Records about charts and figures:

----

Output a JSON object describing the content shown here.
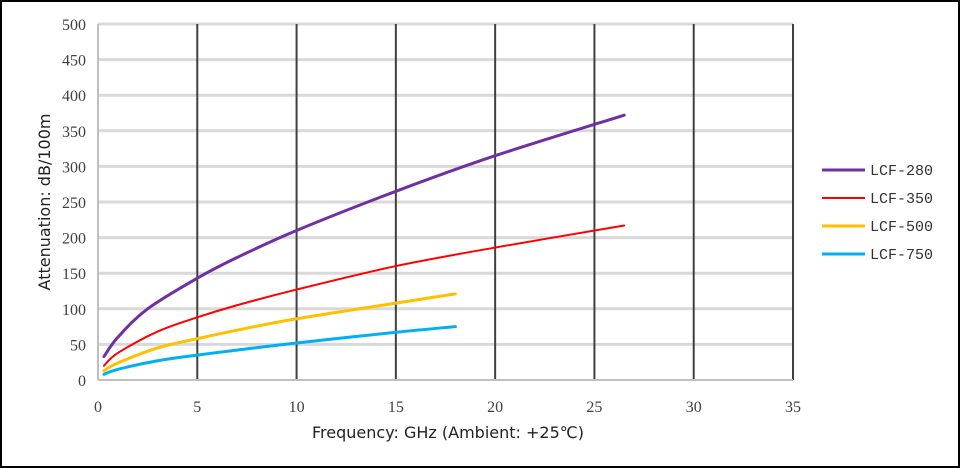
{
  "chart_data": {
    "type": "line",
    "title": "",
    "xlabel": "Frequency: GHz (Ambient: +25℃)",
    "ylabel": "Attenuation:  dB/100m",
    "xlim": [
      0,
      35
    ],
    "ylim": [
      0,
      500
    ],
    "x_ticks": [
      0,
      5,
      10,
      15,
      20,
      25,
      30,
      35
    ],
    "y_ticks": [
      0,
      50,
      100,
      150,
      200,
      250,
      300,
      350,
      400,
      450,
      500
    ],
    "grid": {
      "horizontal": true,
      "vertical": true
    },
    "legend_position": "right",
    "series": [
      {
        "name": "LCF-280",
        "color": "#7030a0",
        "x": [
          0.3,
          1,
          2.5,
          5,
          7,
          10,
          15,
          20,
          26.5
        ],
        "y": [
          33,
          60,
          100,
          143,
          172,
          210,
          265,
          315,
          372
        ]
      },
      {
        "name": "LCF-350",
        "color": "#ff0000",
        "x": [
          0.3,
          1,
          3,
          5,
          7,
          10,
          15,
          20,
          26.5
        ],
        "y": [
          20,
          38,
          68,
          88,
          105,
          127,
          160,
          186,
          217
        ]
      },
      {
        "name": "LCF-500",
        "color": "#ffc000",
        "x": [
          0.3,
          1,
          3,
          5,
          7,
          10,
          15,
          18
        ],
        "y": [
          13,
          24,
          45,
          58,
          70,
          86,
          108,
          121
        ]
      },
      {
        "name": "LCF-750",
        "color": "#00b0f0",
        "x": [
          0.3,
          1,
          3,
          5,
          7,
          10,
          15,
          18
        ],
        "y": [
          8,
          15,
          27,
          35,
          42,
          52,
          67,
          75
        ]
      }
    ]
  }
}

----

**WHAT THE TASK REQUIRES**
Write out every line from the entries where "color" appears.

**EXERCISE ANSWER**
        "color": "#7030a0",
        "color": "#ff0000",
        "color": "#ffc000",
        "color": "#00b0f0",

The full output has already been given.